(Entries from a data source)
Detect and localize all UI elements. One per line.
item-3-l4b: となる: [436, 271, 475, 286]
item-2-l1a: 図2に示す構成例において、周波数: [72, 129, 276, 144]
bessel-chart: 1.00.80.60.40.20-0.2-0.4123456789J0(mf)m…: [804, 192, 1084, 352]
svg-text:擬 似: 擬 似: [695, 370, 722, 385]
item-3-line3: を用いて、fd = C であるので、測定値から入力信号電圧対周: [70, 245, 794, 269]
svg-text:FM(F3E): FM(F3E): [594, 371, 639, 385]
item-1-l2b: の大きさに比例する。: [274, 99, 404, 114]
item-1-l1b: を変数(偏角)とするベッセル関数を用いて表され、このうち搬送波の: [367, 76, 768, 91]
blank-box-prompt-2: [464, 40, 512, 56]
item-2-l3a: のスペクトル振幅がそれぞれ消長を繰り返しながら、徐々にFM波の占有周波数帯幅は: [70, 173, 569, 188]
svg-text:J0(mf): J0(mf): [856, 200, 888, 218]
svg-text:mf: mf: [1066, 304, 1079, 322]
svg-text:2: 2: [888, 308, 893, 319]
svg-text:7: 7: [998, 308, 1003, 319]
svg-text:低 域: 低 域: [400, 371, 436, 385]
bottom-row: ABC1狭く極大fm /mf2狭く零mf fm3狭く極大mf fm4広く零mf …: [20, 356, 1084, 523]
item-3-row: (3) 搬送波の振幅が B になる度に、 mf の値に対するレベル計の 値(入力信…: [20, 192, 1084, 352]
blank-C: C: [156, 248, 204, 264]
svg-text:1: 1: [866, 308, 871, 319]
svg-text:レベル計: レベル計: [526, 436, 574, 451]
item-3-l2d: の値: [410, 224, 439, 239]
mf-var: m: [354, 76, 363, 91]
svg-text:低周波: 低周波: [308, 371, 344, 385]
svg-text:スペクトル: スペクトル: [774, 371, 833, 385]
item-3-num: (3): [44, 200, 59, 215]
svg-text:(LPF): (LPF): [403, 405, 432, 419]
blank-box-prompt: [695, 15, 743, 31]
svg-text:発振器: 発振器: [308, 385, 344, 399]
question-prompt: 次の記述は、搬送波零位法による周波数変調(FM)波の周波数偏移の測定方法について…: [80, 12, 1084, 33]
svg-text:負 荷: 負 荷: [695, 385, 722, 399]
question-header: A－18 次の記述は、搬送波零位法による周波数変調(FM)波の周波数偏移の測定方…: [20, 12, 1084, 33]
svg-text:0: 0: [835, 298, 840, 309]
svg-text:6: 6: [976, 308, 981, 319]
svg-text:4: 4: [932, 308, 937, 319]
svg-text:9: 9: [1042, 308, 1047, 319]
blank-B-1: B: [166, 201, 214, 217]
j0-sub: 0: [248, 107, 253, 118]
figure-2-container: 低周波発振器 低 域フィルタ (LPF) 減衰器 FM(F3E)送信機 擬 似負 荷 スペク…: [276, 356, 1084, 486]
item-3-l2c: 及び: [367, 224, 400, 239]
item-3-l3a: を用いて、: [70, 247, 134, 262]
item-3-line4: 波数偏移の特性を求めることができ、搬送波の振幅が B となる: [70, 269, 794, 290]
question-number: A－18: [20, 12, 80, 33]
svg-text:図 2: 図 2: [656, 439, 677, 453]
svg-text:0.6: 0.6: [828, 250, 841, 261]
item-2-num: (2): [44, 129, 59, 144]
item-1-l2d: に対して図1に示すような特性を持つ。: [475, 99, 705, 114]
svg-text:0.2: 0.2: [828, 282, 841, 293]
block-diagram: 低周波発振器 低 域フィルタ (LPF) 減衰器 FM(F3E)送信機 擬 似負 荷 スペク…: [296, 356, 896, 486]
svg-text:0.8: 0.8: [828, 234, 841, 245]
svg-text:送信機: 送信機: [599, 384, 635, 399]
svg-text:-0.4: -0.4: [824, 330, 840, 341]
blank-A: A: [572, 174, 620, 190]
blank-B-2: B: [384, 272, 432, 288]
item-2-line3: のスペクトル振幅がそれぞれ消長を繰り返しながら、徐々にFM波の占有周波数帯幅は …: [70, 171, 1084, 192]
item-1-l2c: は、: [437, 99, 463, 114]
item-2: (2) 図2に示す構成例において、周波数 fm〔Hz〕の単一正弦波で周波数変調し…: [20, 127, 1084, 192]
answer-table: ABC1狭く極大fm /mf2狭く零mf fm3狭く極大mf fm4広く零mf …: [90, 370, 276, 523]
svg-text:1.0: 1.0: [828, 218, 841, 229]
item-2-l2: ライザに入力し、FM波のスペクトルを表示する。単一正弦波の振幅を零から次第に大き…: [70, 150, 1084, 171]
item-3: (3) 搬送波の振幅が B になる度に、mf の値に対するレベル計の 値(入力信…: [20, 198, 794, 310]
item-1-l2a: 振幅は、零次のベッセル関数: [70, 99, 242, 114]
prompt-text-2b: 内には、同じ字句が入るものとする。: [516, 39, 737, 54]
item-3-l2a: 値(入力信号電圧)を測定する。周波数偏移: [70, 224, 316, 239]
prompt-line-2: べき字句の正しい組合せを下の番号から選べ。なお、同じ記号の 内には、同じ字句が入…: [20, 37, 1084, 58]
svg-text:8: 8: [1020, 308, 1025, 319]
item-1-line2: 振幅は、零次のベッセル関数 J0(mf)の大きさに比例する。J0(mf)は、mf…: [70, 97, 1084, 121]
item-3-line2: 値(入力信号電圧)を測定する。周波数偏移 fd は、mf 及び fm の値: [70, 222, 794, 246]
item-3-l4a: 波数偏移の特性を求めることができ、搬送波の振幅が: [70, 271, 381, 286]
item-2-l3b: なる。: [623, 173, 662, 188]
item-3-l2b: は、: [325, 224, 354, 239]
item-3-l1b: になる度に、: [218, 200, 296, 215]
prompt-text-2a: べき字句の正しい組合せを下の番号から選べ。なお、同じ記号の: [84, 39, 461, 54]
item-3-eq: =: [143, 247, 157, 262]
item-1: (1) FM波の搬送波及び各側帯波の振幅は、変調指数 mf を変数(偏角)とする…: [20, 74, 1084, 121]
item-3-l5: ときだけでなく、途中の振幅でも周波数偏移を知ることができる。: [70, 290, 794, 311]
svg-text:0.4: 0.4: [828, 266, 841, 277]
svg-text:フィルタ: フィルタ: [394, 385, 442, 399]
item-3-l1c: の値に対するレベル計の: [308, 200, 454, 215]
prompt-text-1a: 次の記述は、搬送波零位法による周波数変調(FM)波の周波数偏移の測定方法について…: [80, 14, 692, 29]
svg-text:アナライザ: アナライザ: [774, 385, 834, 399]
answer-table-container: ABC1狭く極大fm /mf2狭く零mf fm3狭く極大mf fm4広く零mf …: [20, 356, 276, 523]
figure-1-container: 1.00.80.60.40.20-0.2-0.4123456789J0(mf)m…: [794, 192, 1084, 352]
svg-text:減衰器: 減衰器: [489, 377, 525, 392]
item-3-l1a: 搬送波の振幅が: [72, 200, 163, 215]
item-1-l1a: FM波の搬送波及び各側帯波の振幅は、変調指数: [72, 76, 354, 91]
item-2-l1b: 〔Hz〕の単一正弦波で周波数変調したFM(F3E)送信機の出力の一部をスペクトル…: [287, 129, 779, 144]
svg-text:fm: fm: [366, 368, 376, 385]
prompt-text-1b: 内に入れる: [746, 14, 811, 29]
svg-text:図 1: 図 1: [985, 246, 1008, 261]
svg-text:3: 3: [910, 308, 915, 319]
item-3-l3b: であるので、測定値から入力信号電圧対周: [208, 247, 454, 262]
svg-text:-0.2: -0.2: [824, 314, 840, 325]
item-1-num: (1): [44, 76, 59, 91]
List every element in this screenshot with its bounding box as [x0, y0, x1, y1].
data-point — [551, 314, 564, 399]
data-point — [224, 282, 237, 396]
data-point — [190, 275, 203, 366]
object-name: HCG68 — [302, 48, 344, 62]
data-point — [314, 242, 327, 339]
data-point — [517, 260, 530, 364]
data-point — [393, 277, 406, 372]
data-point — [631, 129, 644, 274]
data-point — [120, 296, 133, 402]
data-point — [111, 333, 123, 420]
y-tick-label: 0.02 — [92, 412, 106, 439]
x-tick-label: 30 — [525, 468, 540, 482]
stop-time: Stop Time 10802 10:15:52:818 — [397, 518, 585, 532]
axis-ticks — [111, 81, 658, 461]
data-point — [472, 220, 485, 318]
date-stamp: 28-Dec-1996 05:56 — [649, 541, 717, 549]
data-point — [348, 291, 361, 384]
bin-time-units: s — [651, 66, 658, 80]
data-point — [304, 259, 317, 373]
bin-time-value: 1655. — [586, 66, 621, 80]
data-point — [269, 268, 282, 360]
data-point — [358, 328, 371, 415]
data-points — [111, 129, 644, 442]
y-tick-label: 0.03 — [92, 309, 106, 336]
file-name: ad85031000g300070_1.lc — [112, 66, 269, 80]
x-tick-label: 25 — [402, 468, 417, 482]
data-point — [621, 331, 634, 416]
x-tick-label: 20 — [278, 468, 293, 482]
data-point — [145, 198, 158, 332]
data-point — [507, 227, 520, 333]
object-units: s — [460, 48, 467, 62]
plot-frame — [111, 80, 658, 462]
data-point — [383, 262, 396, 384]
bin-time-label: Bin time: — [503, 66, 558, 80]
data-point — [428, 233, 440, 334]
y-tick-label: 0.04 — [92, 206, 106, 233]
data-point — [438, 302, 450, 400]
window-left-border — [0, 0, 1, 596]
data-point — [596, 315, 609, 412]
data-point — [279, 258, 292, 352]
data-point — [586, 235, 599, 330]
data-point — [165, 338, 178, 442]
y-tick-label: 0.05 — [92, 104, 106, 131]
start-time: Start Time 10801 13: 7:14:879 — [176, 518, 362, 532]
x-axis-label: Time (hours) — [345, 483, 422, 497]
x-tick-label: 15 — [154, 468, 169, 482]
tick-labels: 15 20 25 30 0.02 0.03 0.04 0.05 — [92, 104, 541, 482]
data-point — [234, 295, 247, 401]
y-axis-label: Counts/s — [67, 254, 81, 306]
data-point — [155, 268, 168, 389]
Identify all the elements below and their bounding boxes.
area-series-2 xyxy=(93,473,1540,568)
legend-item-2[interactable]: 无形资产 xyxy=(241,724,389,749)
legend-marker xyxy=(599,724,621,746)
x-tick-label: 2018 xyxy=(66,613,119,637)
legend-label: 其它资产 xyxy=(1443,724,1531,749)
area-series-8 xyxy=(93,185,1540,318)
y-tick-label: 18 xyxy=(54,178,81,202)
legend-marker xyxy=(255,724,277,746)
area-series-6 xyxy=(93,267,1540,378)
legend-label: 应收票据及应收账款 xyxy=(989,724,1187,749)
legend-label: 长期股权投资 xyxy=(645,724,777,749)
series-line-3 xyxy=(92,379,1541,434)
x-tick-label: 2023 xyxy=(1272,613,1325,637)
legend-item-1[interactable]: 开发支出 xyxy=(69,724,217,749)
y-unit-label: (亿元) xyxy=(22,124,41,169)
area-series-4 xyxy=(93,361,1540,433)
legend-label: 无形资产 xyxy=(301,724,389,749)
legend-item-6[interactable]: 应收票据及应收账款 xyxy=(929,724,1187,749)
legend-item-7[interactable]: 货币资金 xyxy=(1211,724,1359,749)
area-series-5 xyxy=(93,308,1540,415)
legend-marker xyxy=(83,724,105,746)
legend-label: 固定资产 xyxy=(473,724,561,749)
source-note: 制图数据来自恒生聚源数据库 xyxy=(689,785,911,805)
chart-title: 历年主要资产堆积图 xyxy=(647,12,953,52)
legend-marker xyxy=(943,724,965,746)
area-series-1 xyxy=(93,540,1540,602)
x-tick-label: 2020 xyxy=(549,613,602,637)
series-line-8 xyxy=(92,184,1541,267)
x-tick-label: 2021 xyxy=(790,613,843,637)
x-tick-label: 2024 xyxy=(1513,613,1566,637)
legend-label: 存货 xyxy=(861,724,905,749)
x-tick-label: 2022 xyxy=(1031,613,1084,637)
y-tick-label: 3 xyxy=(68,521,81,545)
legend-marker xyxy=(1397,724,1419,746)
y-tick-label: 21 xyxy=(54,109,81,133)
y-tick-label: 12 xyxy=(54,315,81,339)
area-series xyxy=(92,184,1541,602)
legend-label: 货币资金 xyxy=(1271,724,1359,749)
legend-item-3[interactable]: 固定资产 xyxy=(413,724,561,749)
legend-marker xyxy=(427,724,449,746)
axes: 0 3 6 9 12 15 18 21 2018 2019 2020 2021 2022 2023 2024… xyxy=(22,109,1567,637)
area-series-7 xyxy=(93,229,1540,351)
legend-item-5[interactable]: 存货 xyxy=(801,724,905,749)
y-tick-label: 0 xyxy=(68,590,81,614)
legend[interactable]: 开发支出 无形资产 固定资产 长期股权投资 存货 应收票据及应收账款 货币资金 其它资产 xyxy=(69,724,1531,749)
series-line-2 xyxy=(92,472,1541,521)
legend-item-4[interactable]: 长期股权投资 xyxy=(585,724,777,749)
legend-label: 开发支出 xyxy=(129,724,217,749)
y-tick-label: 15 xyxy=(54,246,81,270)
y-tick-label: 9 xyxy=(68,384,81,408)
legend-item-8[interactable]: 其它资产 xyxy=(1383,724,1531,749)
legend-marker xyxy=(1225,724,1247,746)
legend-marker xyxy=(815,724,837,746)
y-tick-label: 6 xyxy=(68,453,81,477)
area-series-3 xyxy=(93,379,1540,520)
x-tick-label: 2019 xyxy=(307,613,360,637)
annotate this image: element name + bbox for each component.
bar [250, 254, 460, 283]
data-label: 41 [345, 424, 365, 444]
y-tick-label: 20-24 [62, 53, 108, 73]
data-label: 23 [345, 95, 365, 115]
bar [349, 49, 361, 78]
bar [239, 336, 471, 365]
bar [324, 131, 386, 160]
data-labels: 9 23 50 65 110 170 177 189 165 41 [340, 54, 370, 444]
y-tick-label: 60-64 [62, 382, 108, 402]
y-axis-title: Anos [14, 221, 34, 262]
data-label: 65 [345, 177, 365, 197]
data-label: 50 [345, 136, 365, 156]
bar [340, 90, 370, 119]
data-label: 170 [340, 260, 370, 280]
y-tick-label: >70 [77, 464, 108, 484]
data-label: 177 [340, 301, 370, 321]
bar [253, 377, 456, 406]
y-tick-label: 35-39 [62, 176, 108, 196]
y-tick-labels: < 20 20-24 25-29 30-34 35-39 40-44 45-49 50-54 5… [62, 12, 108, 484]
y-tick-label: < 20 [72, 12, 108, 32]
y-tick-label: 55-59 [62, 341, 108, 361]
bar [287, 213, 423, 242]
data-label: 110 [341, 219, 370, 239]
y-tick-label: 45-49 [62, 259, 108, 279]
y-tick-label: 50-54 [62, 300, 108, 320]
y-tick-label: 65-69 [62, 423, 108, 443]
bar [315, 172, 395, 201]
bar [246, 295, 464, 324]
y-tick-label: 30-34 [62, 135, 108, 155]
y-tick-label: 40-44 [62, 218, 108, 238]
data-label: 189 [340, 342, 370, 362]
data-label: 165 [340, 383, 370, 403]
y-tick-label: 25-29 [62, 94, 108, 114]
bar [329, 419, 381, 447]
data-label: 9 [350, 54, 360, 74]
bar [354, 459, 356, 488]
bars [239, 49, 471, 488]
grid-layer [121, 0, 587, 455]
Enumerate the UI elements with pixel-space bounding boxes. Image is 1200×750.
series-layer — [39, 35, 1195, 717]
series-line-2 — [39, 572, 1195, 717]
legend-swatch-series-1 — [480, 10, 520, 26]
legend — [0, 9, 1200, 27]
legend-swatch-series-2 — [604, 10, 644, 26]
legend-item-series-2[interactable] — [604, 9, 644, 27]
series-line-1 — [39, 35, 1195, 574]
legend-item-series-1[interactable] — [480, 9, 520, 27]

_Task prompt_:
Repeat the lines of the material word for word, starting with its first line and ending after the line that contains "svg-text:負 荷: 負 荷: [695, 385, 722, 399]".

_Exercise answer_:
Detect and localize all UI elements. One per line.
item-3-l4b: となる: [436, 271, 475, 286]
item-2-l1a: 図2に示す構成例において、周波数: [72, 129, 276, 144]
bessel-chart: 1.00.80.60.40.20-0.2-0.4123456789J0(mf)m…: [804, 192, 1084, 352]
svg-text:擬 似: 擬 似: [695, 370, 722, 385]
item-3-line3: を用いて、fd = C であるので、測定値から入力信号電圧対周: [70, 245, 794, 269]
svg-text:FM(F3E): FM(F3E): [594, 371, 639, 385]
item-1-l2b: の大きさに比例する。: [274, 99, 404, 114]
item-1-l1b: を変数(偏角)とするベッセル関数を用いて表され、このうち搬送波の: [367, 76, 768, 91]
blank-box-prompt-2: [464, 40, 512, 56]
item-2-l3a: のスペクトル振幅がそれぞれ消長を繰り返しながら、徐々にFM波の占有周波数帯幅は: [70, 173, 569, 188]
svg-text:J0(mf): J0(mf): [856, 200, 888, 218]
svg-text:mf: mf: [1066, 304, 1079, 322]
svg-text:2: 2: [888, 308, 893, 319]
svg-text:7: 7: [998, 308, 1003, 319]
svg-text:低 域: 低 域: [400, 371, 436, 385]
bottom-row: ABC1狭く極大fm /mf2狭く零mf fm3狭く極大mf fm4広く零mf …: [20, 356, 1084, 523]
item-3-row: (3) 搬送波の振幅が B になる度に、 mf の値に対するレベル計の 値(入力信…: [20, 192, 1084, 352]
blank-C: C: [156, 248, 204, 264]
svg-text:1: 1: [866, 308, 871, 319]
svg-text:レベル計: レベル計: [526, 436, 574, 451]
item-3-l2d: の値: [410, 224, 439, 239]
mf-var: m: [354, 76, 363, 91]
svg-text:低周波: 低周波: [308, 371, 344, 385]
svg-text:スペクトル: スペクトル: [774, 371, 833, 385]
item-3-num: (3): [44, 200, 59, 215]
svg-text:(LPF): (LPF): [403, 405, 432, 419]
blank-box-prompt: [695, 15, 743, 31]
svg-text:発振器: 発振器: [308, 385, 344, 399]
question-prompt: 次の記述は、搬送波零位法による周波数変調(FM)波の周波数偏移の測定方法について…: [80, 12, 1084, 33]
svg-text:負 荷: 負 荷: [695, 385, 722, 399]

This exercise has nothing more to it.